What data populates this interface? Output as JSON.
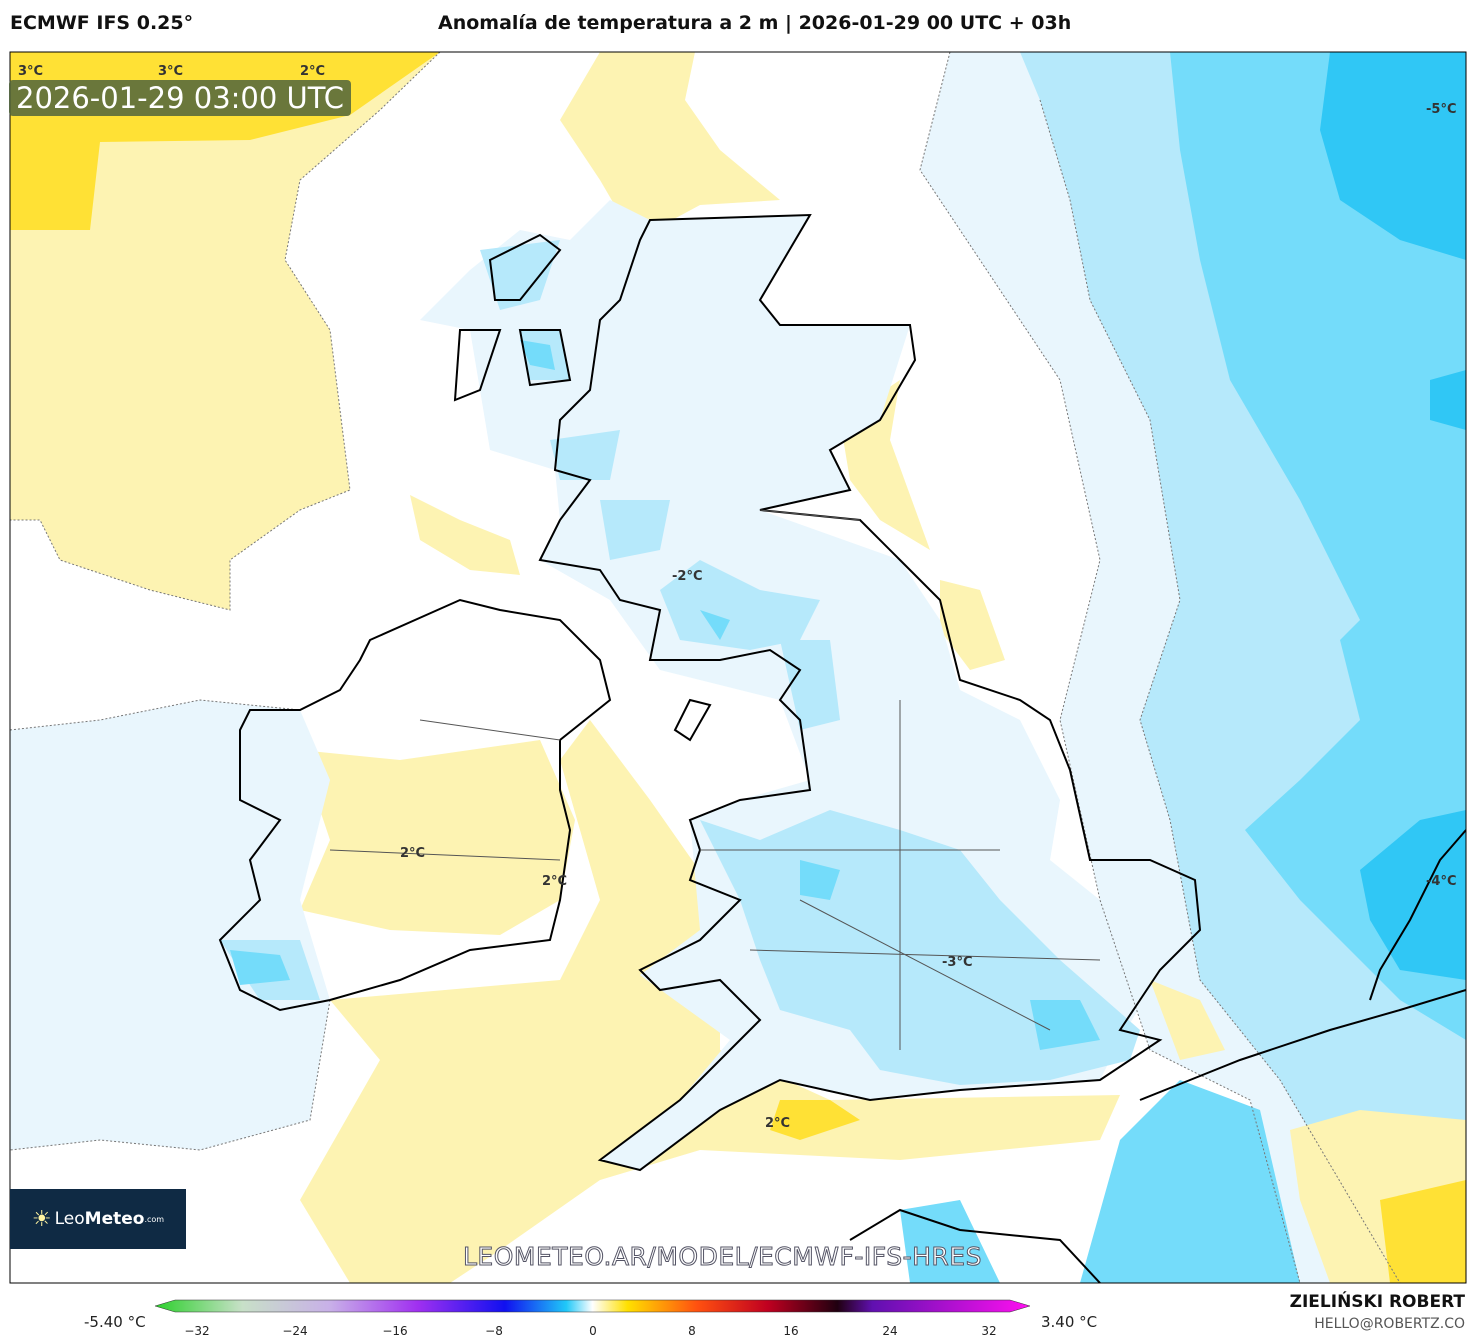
{
  "header": {
    "model": "ECMWF IFS 0.25°",
    "title": "Anomalía de temperatura a 2 m | 2026-01-29 00 UTC + 03h"
  },
  "map": {
    "valid_time": "2026-01-29 03:00 UTC",
    "contour_labels": [
      "3°C",
      "3°C",
      "2°C",
      "-5°C",
      "-2°C",
      "2°C",
      "2°C",
      "-4°C",
      "-3°C",
      "2°C"
    ],
    "watermark": "LEOMETEO.AR/MODEL/ECMWF-IFS-HRES",
    "logo": {
      "name_light": "Leo",
      "name_bold": "Meteo",
      "suffix": ".com"
    },
    "colors": {
      "bright_yellow": "#ffe135",
      "pale_yellow": "#fdf3b2",
      "white": "#ffffff",
      "very_light_blue": "#e9f6fd",
      "light_blue": "#b6e9fb",
      "mid_blue": "#74dcfa",
      "blue": "#30c7f5"
    }
  },
  "colorbar": {
    "min_label": "-5.40 °C",
    "max_label": "3.40 °C",
    "ticks": [
      "−32",
      "−24",
      "−16",
      "−8",
      "0",
      "8",
      "16",
      "24",
      "32"
    ]
  },
  "credits": {
    "author": "ZIELIŃSKI ROBERT",
    "email": "HELLO@ROBERTZ.CO"
  }
}
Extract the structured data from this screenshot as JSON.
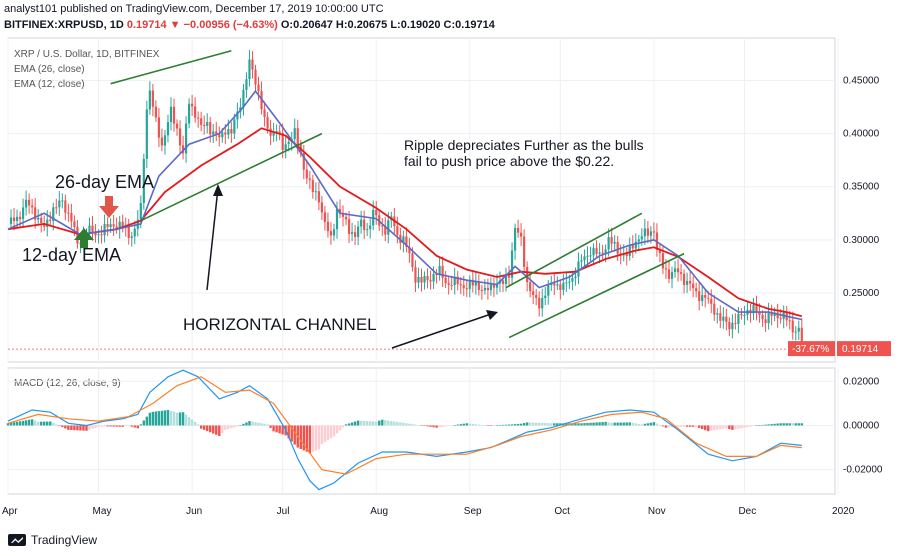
{
  "header": {
    "line1": "analyst101 published on TradingView.com, December 17, 2019 10:00:00 UTC",
    "symbol": "BITFINEX:XRPUSD, 1D",
    "change": "0.19714 ▼ −0.00956 (−4.63%)",
    "ohlc": "O:0.20647 H:0.20675 L:0.19020 C:0.19714"
  },
  "footer": {
    "brand": "TradingView"
  },
  "colors": {
    "up": "#26a69a",
    "down": "#ef5350",
    "ema26": "#e3191b",
    "ema12": "#5a6ac7",
    "trend": "#2e7d32",
    "macd": "#2196f3",
    "signal": "#ff7f27",
    "hist_up": "#26a69a",
    "hist_up_light": "#b2dfdb",
    "hist_down": "#ef5350",
    "hist_down_light": "#ffcdd2"
  },
  "chart_data": {
    "type": "candlestick",
    "title": "XRP / U.S. Dollar, 1D, BITFINEX",
    "legend": [
      "EMA (26, close)",
      "EMA (12, close)"
    ],
    "price_axis": {
      "ticks": [
        0.45,
        0.4,
        0.35,
        0.3,
        0.25
      ],
      "labels": [
        "0.45000",
        "0.40000",
        "0.35000",
        "0.30000",
        "0.25000"
      ],
      "range": [
        0.185,
        0.49
      ]
    },
    "x_axis": {
      "labels": [
        "Apr",
        "May",
        "Jun",
        "Jul",
        "Aug",
        "Sep",
        "Oct",
        "Nov",
        "Dec",
        "2020"
      ],
      "index": [
        0,
        30,
        61,
        91,
        122,
        153,
        183,
        214,
        244,
        275
      ]
    },
    "close_path": [
      [
        0,
        0.315
      ],
      [
        3,
        0.32
      ],
      [
        6,
        0.335
      ],
      [
        9,
        0.325
      ],
      [
        12,
        0.31
      ],
      [
        15,
        0.33
      ],
      [
        18,
        0.335
      ],
      [
        21,
        0.32
      ],
      [
        23,
        0.295
      ],
      [
        26,
        0.31
      ],
      [
        29,
        0.305
      ],
      [
        32,
        0.31
      ],
      [
        35,
        0.315
      ],
      [
        38,
        0.312
      ],
      [
        40,
        0.305
      ],
      [
        42,
        0.308
      ],
      [
        44,
        0.33
      ],
      [
        45,
        0.38
      ],
      [
        46,
        0.425
      ],
      [
        47,
        0.44
      ],
      [
        49,
        0.41
      ],
      [
        51,
        0.39
      ],
      [
        54,
        0.42
      ],
      [
        56,
        0.405
      ],
      [
        58,
        0.38
      ],
      [
        60,
        0.43
      ],
      [
        62,
        0.42
      ],
      [
        64,
        0.405
      ],
      [
        66,
        0.41
      ],
      [
        68,
        0.4
      ],
      [
        70,
        0.395
      ],
      [
        72,
        0.405
      ],
      [
        74,
        0.4
      ],
      [
        76,
        0.42
      ],
      [
        78,
        0.44
      ],
      [
        80,
        0.465
      ],
      [
        81,
        0.46
      ],
      [
        83,
        0.44
      ],
      [
        85,
        0.41
      ],
      [
        87,
        0.4
      ],
      [
        89,
        0.405
      ],
      [
        91,
        0.385
      ],
      [
        93,
        0.395
      ],
      [
        95,
        0.4
      ],
      [
        97,
        0.38
      ],
      [
        99,
        0.36
      ],
      [
        101,
        0.345
      ],
      [
        103,
        0.34
      ],
      [
        105,
        0.315
      ],
      [
        107,
        0.3
      ],
      [
        109,
        0.33
      ],
      [
        111,
        0.32
      ],
      [
        113,
        0.31
      ],
      [
        115,
        0.305
      ],
      [
        117,
        0.315
      ],
      [
        119,
        0.31
      ],
      [
        121,
        0.325
      ],
      [
        123,
        0.315
      ],
      [
        125,
        0.31
      ],
      [
        127,
        0.32
      ],
      [
        129,
        0.305
      ],
      [
        131,
        0.3
      ],
      [
        133,
        0.285
      ],
      [
        135,
        0.265
      ],
      [
        137,
        0.26
      ],
      [
        140,
        0.265
      ],
      [
        143,
        0.27
      ],
      [
        146,
        0.258
      ],
      [
        149,
        0.26
      ],
      [
        152,
        0.255
      ],
      [
        155,
        0.26
      ],
      [
        158,
        0.25
      ],
      [
        161,
        0.26
      ],
      [
        164,
        0.258
      ],
      [
        166,
        0.27
      ],
      [
        168,
        0.31
      ],
      [
        170,
        0.3
      ],
      [
        172,
        0.26
      ],
      [
        174,
        0.245
      ],
      [
        176,
        0.24
      ],
      [
        178,
        0.25
      ],
      [
        181,
        0.26
      ],
      [
        184,
        0.255
      ],
      [
        187,
        0.265
      ],
      [
        190,
        0.28
      ],
      [
        193,
        0.29
      ],
      [
        196,
        0.285
      ],
      [
        199,
        0.3
      ],
      [
        202,
        0.29
      ],
      [
        205,
        0.285
      ],
      [
        208,
        0.3
      ],
      [
        211,
        0.305
      ],
      [
        214,
        0.31
      ],
      [
        215,
        0.29
      ],
      [
        217,
        0.275
      ],
      [
        219,
        0.268
      ],
      [
        222,
        0.27
      ],
      [
        225,
        0.26
      ],
      [
        228,
        0.25
      ],
      [
        231,
        0.245
      ],
      [
        234,
        0.235
      ],
      [
        236,
        0.225
      ],
      [
        239,
        0.22
      ],
      [
        242,
        0.225
      ],
      [
        245,
        0.235
      ],
      [
        248,
        0.232
      ],
      [
        251,
        0.225
      ],
      [
        254,
        0.23
      ],
      [
        257,
        0.228
      ],
      [
        260,
        0.217
      ],
      [
        262,
        0.215
      ],
      [
        263,
        0.197
      ]
    ],
    "ema26_line": [
      [
        0,
        0.31
      ],
      [
        12,
        0.315
      ],
      [
        24,
        0.305
      ],
      [
        36,
        0.31
      ],
      [
        44,
        0.318
      ],
      [
        52,
        0.345
      ],
      [
        64,
        0.37
      ],
      [
        76,
        0.39
      ],
      [
        84,
        0.405
      ],
      [
        92,
        0.398
      ],
      [
        100,
        0.378
      ],
      [
        110,
        0.35
      ],
      [
        122,
        0.33
      ],
      [
        132,
        0.31
      ],
      [
        142,
        0.285
      ],
      [
        152,
        0.272
      ],
      [
        162,
        0.265
      ],
      [
        170,
        0.27
      ],
      [
        178,
        0.268
      ],
      [
        188,
        0.27
      ],
      [
        198,
        0.282
      ],
      [
        208,
        0.29
      ],
      [
        214,
        0.293
      ],
      [
        222,
        0.284
      ],
      [
        232,
        0.265
      ],
      [
        242,
        0.245
      ],
      [
        252,
        0.235
      ],
      [
        258,
        0.232
      ],
      [
        263,
        0.228
      ]
    ],
    "ema12_line": [
      [
        0,
        0.31
      ],
      [
        12,
        0.325
      ],
      [
        24,
        0.305
      ],
      [
        36,
        0.31
      ],
      [
        44,
        0.315
      ],
      [
        50,
        0.36
      ],
      [
        60,
        0.39
      ],
      [
        70,
        0.4
      ],
      [
        78,
        0.425
      ],
      [
        82,
        0.44
      ],
      [
        90,
        0.41
      ],
      [
        100,
        0.37
      ],
      [
        110,
        0.325
      ],
      [
        122,
        0.32
      ],
      [
        132,
        0.295
      ],
      [
        142,
        0.268
      ],
      [
        152,
        0.262
      ],
      [
        162,
        0.258
      ],
      [
        168,
        0.275
      ],
      [
        176,
        0.255
      ],
      [
        186,
        0.265
      ],
      [
        196,
        0.285
      ],
      [
        206,
        0.295
      ],
      [
        214,
        0.3
      ],
      [
        222,
        0.285
      ],
      [
        232,
        0.25
      ],
      [
        242,
        0.232
      ],
      [
        252,
        0.232
      ],
      [
        258,
        0.228
      ],
      [
        263,
        0.225
      ]
    ],
    "trendlines": [
      [
        [
          34,
          0.447
        ],
        [
          74,
          0.478
        ]
      ],
      [
        [
          44,
          0.318
        ],
        [
          104,
          0.4
        ]
      ],
      [
        [
          165,
          0.255
        ],
        [
          210,
          0.325
        ]
      ],
      [
        [
          166,
          0.208
        ],
        [
          224,
          0.287
        ]
      ]
    ],
    "last_price": {
      "label": "0.19714",
      "change_label": "-37.67%",
      "value": 0.19714
    },
    "annotations": {
      "ema26": "26-day EMA",
      "ema12": "12-day EMA",
      "note_line1": "Ripple depreciates Further as the bulls",
      "note_line2": "fail to push price above the $0.22.",
      "channel": "HORIZONTAL CHANNEL"
    },
    "macd": {
      "title": "MACD (12, 26, close, 9)",
      "axis_ticks": [
        0.02,
        0.0,
        -0.02
      ],
      "axis_labels": [
        "0.02000",
        "0.00000",
        "-0.02000"
      ],
      "range": [
        -0.031,
        0.026
      ],
      "macd_line": [
        [
          0,
          0.002
        ],
        [
          8,
          0.007
        ],
        [
          14,
          0.006
        ],
        [
          20,
          0.001
        ],
        [
          26,
          0.0
        ],
        [
          32,
          0.002
        ],
        [
          38,
          0.003
        ],
        [
          43,
          0.005
        ],
        [
          47,
          0.015
        ],
        [
          53,
          0.022
        ],
        [
          58,
          0.025
        ],
        [
          63,
          0.022
        ],
        [
          70,
          0.012
        ],
        [
          76,
          0.015
        ],
        [
          80,
          0.018
        ],
        [
          86,
          0.012
        ],
        [
          92,
          -0.002
        ],
        [
          96,
          -0.015
        ],
        [
          100,
          -0.025
        ],
        [
          103,
          -0.029
        ],
        [
          108,
          -0.026
        ],
        [
          116,
          -0.017
        ],
        [
          124,
          -0.012
        ],
        [
          132,
          -0.012
        ],
        [
          142,
          -0.014
        ],
        [
          152,
          -0.012
        ],
        [
          160,
          -0.01
        ],
        [
          167,
          -0.006
        ],
        [
          172,
          -0.003
        ],
        [
          180,
          -0.001
        ],
        [
          190,
          0.003
        ],
        [
          198,
          0.006
        ],
        [
          206,
          0.007
        ],
        [
          214,
          0.006
        ],
        [
          222,
          -0.002
        ],
        [
          232,
          -0.013
        ],
        [
          240,
          -0.016
        ],
        [
          248,
          -0.014
        ],
        [
          256,
          -0.008
        ],
        [
          263,
          -0.009
        ]
      ],
      "signal_line": [
        [
          0,
          0.001
        ],
        [
          10,
          0.005
        ],
        [
          20,
          0.003
        ],
        [
          30,
          0.002
        ],
        [
          40,
          0.004
        ],
        [
          48,
          0.01
        ],
        [
          56,
          0.018
        ],
        [
          64,
          0.022
        ],
        [
          72,
          0.015
        ],
        [
          80,
          0.016
        ],
        [
          88,
          0.01
        ],
        [
          96,
          -0.005
        ],
        [
          104,
          -0.02
        ],
        [
          112,
          -0.022
        ],
        [
          122,
          -0.015
        ],
        [
          132,
          -0.013
        ],
        [
          142,
          -0.013
        ],
        [
          152,
          -0.013
        ],
        [
          162,
          -0.009
        ],
        [
          170,
          -0.005
        ],
        [
          180,
          -0.002
        ],
        [
          190,
          0.002
        ],
        [
          200,
          0.005
        ],
        [
          210,
          0.006
        ],
        [
          218,
          0.003
        ],
        [
          228,
          -0.008
        ],
        [
          238,
          -0.014
        ],
        [
          248,
          -0.014
        ],
        [
          256,
          -0.009
        ],
        [
          263,
          -0.01
        ]
      ]
    }
  }
}
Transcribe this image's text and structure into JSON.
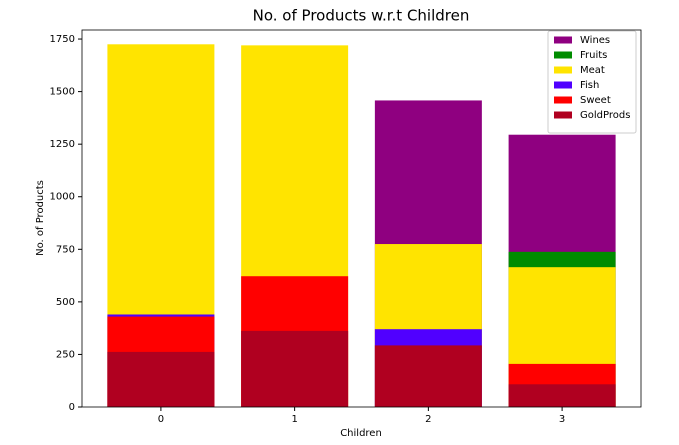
{
  "chart_data": {
    "type": "bar",
    "title": "No. of Products w.r.t Children",
    "xlabel": "Children",
    "ylabel": "No. of Products",
    "categories": [
      "0",
      "1",
      "2",
      "3"
    ],
    "series": [
      {
        "name": "Wines",
        "color": "#8f0080",
        "values": [
          null,
          null,
          1458,
          1295
        ]
      },
      {
        "name": "Fruits",
        "color": "#008c00",
        "values": [
          null,
          null,
          null,
          738
        ]
      },
      {
        "name": "Meat",
        "color": "#ffe400",
        "values": [
          1725,
          1720,
          775,
          665
        ]
      },
      {
        "name": "Fish",
        "color": "#5000ff",
        "values": [
          440,
          null,
          370,
          null
        ]
      },
      {
        "name": "Sweet",
        "color": "#ff0000",
        "values": [
          430,
          622,
          null,
          205
        ]
      },
      {
        "name": "GoldProds",
        "color": "#b00020",
        "values": [
          262,
          362,
          293,
          108
        ]
      }
    ],
    "ylim": [
      0,
      1793
    ],
    "yticks": [
      0,
      250,
      500,
      750,
      1000,
      1250,
      1500,
      1750
    ],
    "legend": "upper right"
  }
}
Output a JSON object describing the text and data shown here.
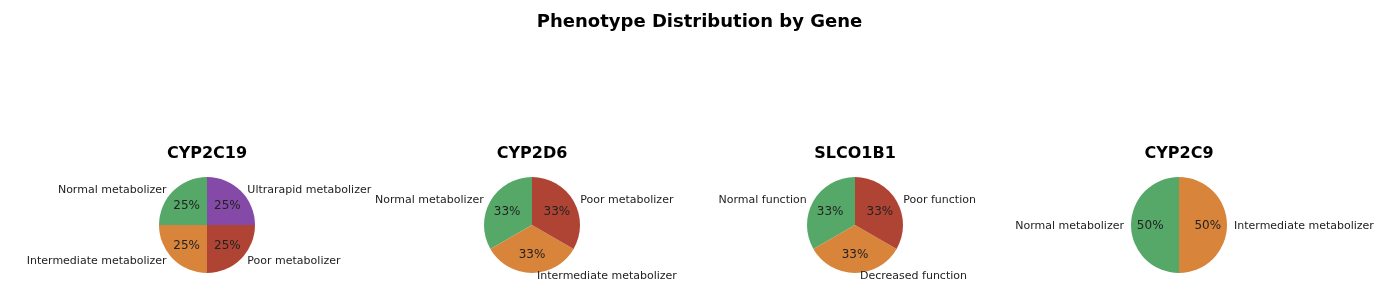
{
  "chart_data": [
    {
      "type": "pie",
      "title": "CYP2C19",
      "annotations": [
        "Phenotype Distribution by Gene"
      ],
      "categories": [
        "Normal metabolizer",
        "Intermediate metabolizer",
        "Poor metabolizer",
        "Ultrarapid metabolizer"
      ],
      "values": [
        25,
        25,
        25,
        25
      ],
      "value_labels": [
        "25%",
        "25%",
        "25%",
        "25%"
      ],
      "colors": [
        "#55a868",
        "#d8843b",
        "#b04434",
        "#8549a8"
      ]
    },
    {
      "type": "pie",
      "title": "CYP2D6",
      "categories": [
        "Normal metabolizer",
        "Intermediate metabolizer",
        "Poor metabolizer"
      ],
      "values": [
        33.3,
        33.4,
        33.3
      ],
      "value_labels": [
        "33%",
        "33%",
        "33%"
      ],
      "colors": [
        "#55a868",
        "#d8843b",
        "#b04434"
      ]
    },
    {
      "type": "pie",
      "title": "SLCO1B1",
      "categories": [
        "Normal function",
        "Decreased function",
        "Poor function"
      ],
      "values": [
        33.3,
        33.4,
        33.3
      ],
      "value_labels": [
        "33%",
        "33%",
        "33%"
      ],
      "colors": [
        "#55a868",
        "#d8843b",
        "#b04434"
      ]
    },
    {
      "type": "pie",
      "title": "CYP2C9",
      "categories": [
        "Normal metabolizer",
        "Intermediate metabolizer"
      ],
      "values": [
        50,
        50
      ],
      "value_labels": [
        "50%",
        "50%"
      ],
      "colors": [
        "#55a868",
        "#d8843b"
      ]
    }
  ]
}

**What you have to do**
Only lines that contain the word "Output" are wanted; copy each of them.

**Finished exercise**
What data populates this interface? Output as JSON.
Output a JSON object describing the text and data shown here.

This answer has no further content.